* Begin Record list *

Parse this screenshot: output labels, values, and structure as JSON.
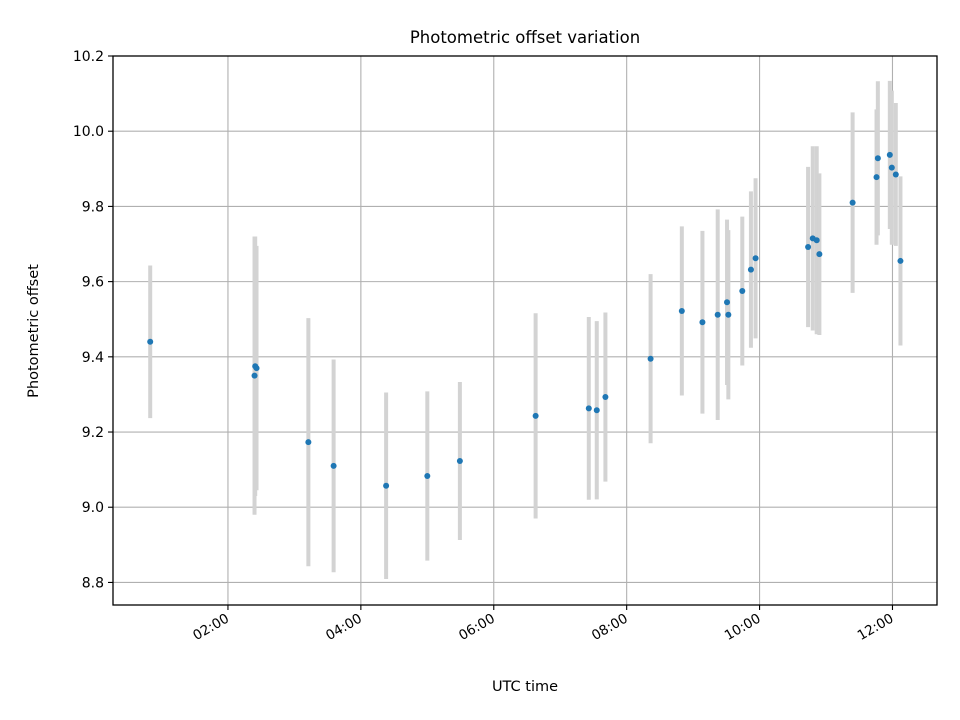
{
  "chart_data": {
    "type": "scatter",
    "title": "Photometric offset variation",
    "xlabel": "UTC time",
    "ylabel": "Photometric offset",
    "x_unit": "hours",
    "xlim": [
      0.27,
      12.67
    ],
    "ylim": [
      8.74,
      10.2
    ],
    "grid": true,
    "x_ticks": [
      {
        "value": 2,
        "label": "02:00"
      },
      {
        "value": 4,
        "label": "04:00"
      },
      {
        "value": 6,
        "label": "06:00"
      },
      {
        "value": 8,
        "label": "08:00"
      },
      {
        "value": 10,
        "label": "10:00"
      },
      {
        "value": 12,
        "label": "12:00"
      }
    ],
    "y_ticks": [
      {
        "value": 8.8,
        "label": "8.8"
      },
      {
        "value": 9.0,
        "label": "9.0"
      },
      {
        "value": 9.2,
        "label": "9.2"
      },
      {
        "value": 9.4,
        "label": "9.4"
      },
      {
        "value": 9.6,
        "label": "9.6"
      },
      {
        "value": 9.8,
        "label": "9.8"
      },
      {
        "value": 10.0,
        "label": "10.0"
      },
      {
        "value": 10.2,
        "label": "10.2"
      }
    ],
    "colors": {
      "points": "#1f77b4",
      "errorbars": "#d3d3d3",
      "grid": "#b0b0b0"
    },
    "points": [
      {
        "x": 0.83,
        "y": 9.44,
        "err": 0.203
      },
      {
        "x": 2.4,
        "y": 9.35,
        "err": 0.37
      },
      {
        "x": 2.41,
        "y": 9.375,
        "err": 0.345
      },
      {
        "x": 2.43,
        "y": 9.37,
        "err": 0.325
      },
      {
        "x": 3.21,
        "y": 9.173,
        "err": 0.33
      },
      {
        "x": 3.59,
        "y": 9.11,
        "err": 0.283
      },
      {
        "x": 4.38,
        "y": 9.057,
        "err": 0.248
      },
      {
        "x": 5.0,
        "y": 9.083,
        "err": 0.225
      },
      {
        "x": 5.49,
        "y": 9.123,
        "err": 0.21
      },
      {
        "x": 6.63,
        "y": 9.243,
        "err": 0.273
      },
      {
        "x": 7.43,
        "y": 9.263,
        "err": 0.243
      },
      {
        "x": 7.55,
        "y": 9.258,
        "err": 0.237
      },
      {
        "x": 7.68,
        "y": 9.293,
        "err": 0.225
      },
      {
        "x": 8.36,
        "y": 9.395,
        "err": 0.225
      },
      {
        "x": 8.83,
        "y": 9.522,
        "err": 0.225
      },
      {
        "x": 9.14,
        "y": 9.492,
        "err": 0.243
      },
      {
        "x": 9.37,
        "y": 9.512,
        "err": 0.28
      },
      {
        "x": 9.51,
        "y": 9.545,
        "err": 0.22
      },
      {
        "x": 9.53,
        "y": 9.512,
        "err": 0.225
      },
      {
        "x": 9.74,
        "y": 9.575,
        "err": 0.198
      },
      {
        "x": 9.87,
        "y": 9.632,
        "err": 0.208
      },
      {
        "x": 9.94,
        "y": 9.662,
        "err": 0.213
      },
      {
        "x": 10.73,
        "y": 9.692,
        "err": 0.213
      },
      {
        "x": 10.8,
        "y": 9.715,
        "err": 0.245
      },
      {
        "x": 10.86,
        "y": 9.71,
        "err": 0.25
      },
      {
        "x": 10.9,
        "y": 9.673,
        "err": 0.215
      },
      {
        "x": 11.4,
        "y": 9.81,
        "err": 0.24
      },
      {
        "x": 11.76,
        "y": 9.878,
        "err": 0.18
      },
      {
        "x": 11.78,
        "y": 9.928,
        "err": 0.205
      },
      {
        "x": 11.96,
        "y": 9.937,
        "err": 0.197
      },
      {
        "x": 11.99,
        "y": 9.903,
        "err": 0.205
      },
      {
        "x": 12.05,
        "y": 9.885,
        "err": 0.19
      },
      {
        "x": 12.12,
        "y": 9.655,
        "err": 0.225
      }
    ]
  }
}
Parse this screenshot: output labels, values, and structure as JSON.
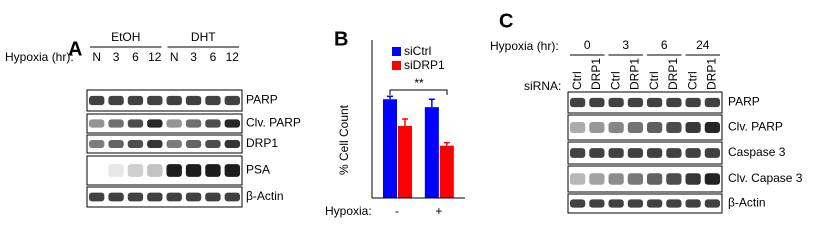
{
  "panel_a": {
    "label": "A",
    "groups": [
      "EtOH",
      "DHT"
    ],
    "row_label": "Hypoxia (hr):",
    "lanes": [
      "N",
      "3",
      "6",
      "12",
      "N",
      "3",
      "6",
      "12"
    ],
    "blots": [
      "PARP",
      "Clv. PARP",
      "DRP1",
      "PSA",
      "β-Actin"
    ]
  },
  "chart_data": {
    "type": "bar",
    "panel_label": "B",
    "ylabel": "% Cell Count",
    "xlabel": "Hypoxia:",
    "categories": [
      "-",
      "+"
    ],
    "series": [
      {
        "name": "siCtrl",
        "color": "#0000ff",
        "values": [
          100,
          92
        ],
        "errors": [
          3,
          8
        ]
      },
      {
        "name": "siDRP1",
        "color": "#ff0000",
        "values": [
          73,
          53
        ],
        "errors": [
          7,
          3
        ]
      }
    ],
    "ylim": [
      0,
      160
    ],
    "annotation": "**"
  },
  "panel_c": {
    "label": "C",
    "row_label": "Hypoxia (hr):",
    "timepoints": [
      "0",
      "3",
      "6",
      "24"
    ],
    "sirna_label": "siRNA:",
    "lanes": [
      "Ctrl",
      "DRP1",
      "Ctrl",
      "DRP1",
      "Ctrl",
      "DRP1",
      "Ctrl",
      "DRP1"
    ],
    "blots": [
      "PARP",
      "Clv. PARP",
      "Caspase 3",
      "Clv. Capase 3",
      "β-Actin"
    ]
  }
}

* End Record list *

• To be done: Give every line back word for word and leave the pictures out.

• Answer to the exercise:
Parse this screenshot: output labels, values, and structure as JSON.
{
  "chart_data": {
    "type": "scatter",
    "title": "Photometric offset variation",
    "xlabel": "UTC time",
    "ylabel": "Photometric offset",
    "x_unit": "hours",
    "xlim": [
      0.27,
      12.67
    ],
    "ylim": [
      8.74,
      10.2
    ],
    "grid": true,
    "x_ticks": [
      {
        "value": 2,
        "label": "02:00"
      },
      {
        "value": 4,
        "label": "04:00"
      },
      {
        "value": 6,
        "label": "06:00"
      },
      {
        "value": 8,
        "label": "08:00"
      },
      {
        "value": 10,
        "label": "10:00"
      },
      {
        "value": 12,
        "label": "12:00"
      }
    ],
    "y_ticks": [
      {
        "value": 8.8,
        "label": "8.8"
      },
      {
        "value": 9.0,
        "label": "9.0"
      },
      {
        "value": 9.2,
        "label": "9.2"
      },
      {
        "value": 9.4,
        "label": "9.4"
      },
      {
        "value": 9.6,
        "label": "9.6"
      },
      {
        "value": 9.8,
        "label": "9.8"
      },
      {
        "value": 10.0,
        "label": "10.0"
      },
      {
        "value": 10.2,
        "label": "10.2"
      }
    ],
    "colors": {
      "points": "#1f77b4",
      "errorbars": "#d3d3d3",
      "grid": "#b0b0b0"
    },
    "points": [
      {
        "x": 0.83,
        "y": 9.44,
        "err": 0.203
      },
      {
        "x": 2.4,
        "y": 9.35,
        "err": 0.37
      },
      {
        "x": 2.41,
        "y": 9.375,
        "err": 0.345
      },
      {
        "x": 2.43,
        "y": 9.37,
        "err": 0.325
      },
      {
        "x": 3.21,
        "y": 9.173,
        "err": 0.33
      },
      {
        "x": 3.59,
        "y": 9.11,
        "err": 0.283
      },
      {
        "x": 4.38,
        "y": 9.057,
        "err": 0.248
      },
      {
        "x": 5.0,
        "y": 9.083,
        "err": 0.225
      },
      {
        "x": 5.49,
        "y": 9.123,
        "err": 0.21
      },
      {
        "x": 6.63,
        "y": 9.243,
        "err": 0.273
      },
      {
        "x": 7.43,
        "y": 9.263,
        "err": 0.243
      },
      {
        "x": 7.55,
        "y": 9.258,
        "err": 0.237
      },
      {
        "x": 7.68,
        "y": 9.293,
        "err": 0.225
      },
      {
        "x": 8.36,
        "y": 9.395,
        "err": 0.225
      },
      {
        "x": 8.83,
        "y": 9.522,
        "err": 0.225
      },
      {
        "x": 9.14,
        "y": 9.492,
        "err": 0.243
      },
      {
        "x": 9.37,
        "y": 9.512,
        "err": 0.28
      },
      {
        "x": 9.51,
        "y": 9.545,
        "err": 0.22
      },
      {
        "x": 9.53,
        "y": 9.512,
        "err": 0.225
      },
      {
        "x": 9.74,
        "y": 9.575,
        "err": 0.198
      },
      {
        "x": 9.87,
        "y": 9.632,
        "err": 0.208
      },
      {
        "x": 9.94,
        "y": 9.662,
        "err": 0.213
      },
      {
        "x": 10.73,
        "y": 9.692,
        "err": 0.213
      },
      {
        "x": 10.8,
        "y": 9.715,
        "err": 0.245
      },
      {
        "x": 10.86,
        "y": 9.71,
        "err": 0.25
      },
      {
        "x": 10.9,
        "y": 9.673,
        "err": 0.215
      },
      {
        "x": 11.4,
        "y": 9.81,
        "err": 0.24
      },
      {
        "x": 11.76,
        "y": 9.878,
        "err": 0.18
      },
      {
        "x": 11.78,
        "y": 9.928,
        "err": 0.205
      },
      {
        "x": 11.96,
        "y": 9.937,
        "err": 0.197
      },
      {
        "x": 11.99,
        "y": 9.903,
        "err": 0.205
      },
      {
        "x": 12.05,
        "y": 9.885,
        "err": 0.19
      },
      {
        "x": 12.12,
        "y": 9.655,
        "err": 0.225
      }
    ]
  }
}
Parse this screenshot: output labels, values, and structure as JSON.
{
  "panel_a": {
    "label": "A",
    "groups": [
      "EtOH",
      "DHT"
    ],
    "row_label": "Hypoxia (hr):",
    "lanes": [
      "N",
      "3",
      "6",
      "12",
      "N",
      "3",
      "6",
      "12"
    ],
    "blots": [
      "PARP",
      "Clv. PARP",
      "DRP1",
      "PSA",
      "β-Actin"
    ]
  },
  "chart_data": {
    "type": "bar",
    "panel_label": "B",
    "ylabel": "% Cell Count",
    "xlabel": "Hypoxia:",
    "categories": [
      "-",
      "+"
    ],
    "series": [
      {
        "name": "siCtrl",
        "color": "#0000ff",
        "values": [
          100,
          92
        ],
        "errors": [
          3,
          8
        ]
      },
      {
        "name": "siDRP1",
        "color": "#ff0000",
        "values": [
          73,
          53
        ],
        "errors": [
          7,
          3
        ]
      }
    ],
    "ylim": [
      0,
      160
    ],
    "annotation": "**"
  },
  "panel_c": {
    "label": "C",
    "row_label": "Hypoxia (hr):",
    "timepoints": [
      "0",
      "3",
      "6",
      "24"
    ],
    "sirna_label": "siRNA:",
    "lanes": [
      "Ctrl",
      "DRP1",
      "Ctrl",
      "DRP1",
      "Ctrl",
      "DRP1",
      "Ctrl",
      "DRP1"
    ],
    "blots": [
      "PARP",
      "Clv. PARP",
      "Caspase 3",
      "Clv. Capase 3",
      "β-Actin"
    ]
  }
}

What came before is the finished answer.